Sobre o exercício
Por favor, renomeie "Rating App" para "Rate App" em todas as linhas abaixo e reproduza-as, sem nenhuma outra alteração.

Material fornecido
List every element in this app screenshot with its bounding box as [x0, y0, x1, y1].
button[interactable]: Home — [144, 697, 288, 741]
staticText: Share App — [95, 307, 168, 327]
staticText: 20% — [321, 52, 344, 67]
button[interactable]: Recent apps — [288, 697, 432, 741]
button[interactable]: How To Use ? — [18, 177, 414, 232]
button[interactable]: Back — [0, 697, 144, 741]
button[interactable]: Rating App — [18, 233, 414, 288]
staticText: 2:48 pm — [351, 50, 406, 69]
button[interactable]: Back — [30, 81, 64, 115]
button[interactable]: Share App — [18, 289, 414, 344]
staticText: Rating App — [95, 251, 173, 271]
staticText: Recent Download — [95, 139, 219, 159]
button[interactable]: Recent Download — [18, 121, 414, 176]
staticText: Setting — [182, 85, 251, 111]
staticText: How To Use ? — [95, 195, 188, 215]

Resposta
List every element in this app screenshot with its bounding box as [x0, y0, x1, y1].
button[interactable]: Home — [144, 697, 288, 741]
staticText: Share App — [95, 307, 168, 327]
staticText: 20% — [321, 52, 344, 67]
button[interactable]: Recent apps — [288, 697, 432, 741]
button[interactable]: How To Use ? — [18, 177, 414, 232]
button[interactable]: Back — [0, 697, 144, 741]
button[interactable]: Rate App — [18, 233, 414, 288]
staticText: 2:48 pm — [351, 50, 406, 69]
button[interactable]: Back — [30, 81, 64, 115]
button[interactable]: Share App — [18, 289, 414, 344]
staticText: Rate App — [95, 251, 173, 271]
staticText: Recent Download — [95, 139, 219, 159]
button[interactable]: Recent Download — [18, 121, 414, 176]
staticText: Setting — [182, 85, 251, 111]
staticText: How To Use ? — [95, 195, 188, 215]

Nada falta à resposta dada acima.